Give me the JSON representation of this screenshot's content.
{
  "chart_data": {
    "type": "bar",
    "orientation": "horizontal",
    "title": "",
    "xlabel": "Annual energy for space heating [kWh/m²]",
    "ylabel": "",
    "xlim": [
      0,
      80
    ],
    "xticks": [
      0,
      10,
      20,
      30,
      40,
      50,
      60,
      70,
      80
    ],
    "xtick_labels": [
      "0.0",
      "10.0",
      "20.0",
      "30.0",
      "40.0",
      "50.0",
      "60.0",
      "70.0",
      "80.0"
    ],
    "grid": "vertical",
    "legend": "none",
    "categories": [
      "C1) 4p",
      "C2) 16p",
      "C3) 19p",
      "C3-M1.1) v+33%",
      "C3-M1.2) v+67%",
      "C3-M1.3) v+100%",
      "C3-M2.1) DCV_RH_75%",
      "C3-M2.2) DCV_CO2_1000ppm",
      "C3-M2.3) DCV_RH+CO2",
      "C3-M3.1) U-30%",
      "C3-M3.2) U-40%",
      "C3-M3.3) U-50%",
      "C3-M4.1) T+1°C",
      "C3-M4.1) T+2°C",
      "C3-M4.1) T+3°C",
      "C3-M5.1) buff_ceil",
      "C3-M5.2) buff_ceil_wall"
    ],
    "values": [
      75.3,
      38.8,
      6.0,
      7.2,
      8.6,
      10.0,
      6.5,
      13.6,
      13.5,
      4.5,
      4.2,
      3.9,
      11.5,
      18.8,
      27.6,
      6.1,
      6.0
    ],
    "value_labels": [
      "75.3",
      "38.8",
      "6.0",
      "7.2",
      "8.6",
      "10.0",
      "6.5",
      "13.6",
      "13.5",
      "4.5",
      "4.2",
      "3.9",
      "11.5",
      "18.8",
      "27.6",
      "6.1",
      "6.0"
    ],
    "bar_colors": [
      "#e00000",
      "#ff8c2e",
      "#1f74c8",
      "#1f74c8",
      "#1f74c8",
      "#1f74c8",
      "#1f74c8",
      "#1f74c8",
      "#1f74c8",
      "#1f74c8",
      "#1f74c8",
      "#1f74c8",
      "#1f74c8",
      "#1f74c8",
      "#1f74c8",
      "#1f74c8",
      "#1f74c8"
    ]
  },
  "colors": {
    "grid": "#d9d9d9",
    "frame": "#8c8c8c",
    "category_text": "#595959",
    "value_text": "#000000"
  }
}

# # # #

* EXERCISE OBJECTIVE: Make an exact copy of every line in the data.

* TASK OUTPUT:
Give me the JSON representation of this screenshot's content.
{
  "chart_data": {
    "type": "bar",
    "orientation": "horizontal",
    "title": "",
    "xlabel": "Annual energy for space heating [kWh/m²]",
    "ylabel": "",
    "xlim": [
      0,
      80
    ],
    "xticks": [
      0,
      10,
      20,
      30,
      40,
      50,
      60,
      70,
      80
    ],
    "xtick_labels": [
      "0.0",
      "10.0",
      "20.0",
      "30.0",
      "40.0",
      "50.0",
      "60.0",
      "70.0",
      "80.0"
    ],
    "grid": "vertical",
    "legend": "none",
    "categories": [
      "C1) 4p",
      "C2) 16p",
      "C3) 19p",
      "C3-M1.1) v+33%",
      "C3-M1.2) v+67%",
      "C3-M1.3) v+100%",
      "C3-M2.1) DCV_RH_75%",
      "C3-M2.2) DCV_CO2_1000ppm",
      "C3-M2.3) DCV_RH+CO2",
      "C3-M3.1) U-30%",
      "C3-M3.2) U-40%",
      "C3-M3.3) U-50%",
      "C3-M4.1) T+1°C",
      "C3-M4.1) T+2°C",
      "C3-M4.1) T+3°C",
      "C3-M5.1) buff_ceil",
      "C3-M5.2) buff_ceil_wall"
    ],
    "values": [
      75.3,
      38.8,
      6.0,
      7.2,
      8.6,
      10.0,
      6.5,
      13.6,
      13.5,
      4.5,
      4.2,
      3.9,
      11.5,
      18.8,
      27.6,
      6.1,
      6.0
    ],
    "value_labels": [
      "75.3",
      "38.8",
      "6.0",
      "7.2",
      "8.6",
      "10.0",
      "6.5",
      "13.6",
      "13.5",
      "4.5",
      "4.2",
      "3.9",
      "11.5",
      "18.8",
      "27.6",
      "6.1",
      "6.0"
    ],
    "bar_colors": [
      "#e00000",
      "#ff8c2e",
      "#1f74c8",
      "#1f74c8",
      "#1f74c8",
      "#1f74c8",
      "#1f74c8",
      "#1f74c8",
      "#1f74c8",
      "#1f74c8",
      "#1f74c8",
      "#1f74c8",
      "#1f74c8",
      "#1f74c8",
      "#1f74c8",
      "#1f74c8",
      "#1f74c8"
    ]
  },
  "colors": {
    "grid": "#d9d9d9",
    "frame": "#8c8c8c",
    "category_text": "#595959",
    "value_text": "#000000"
  }
}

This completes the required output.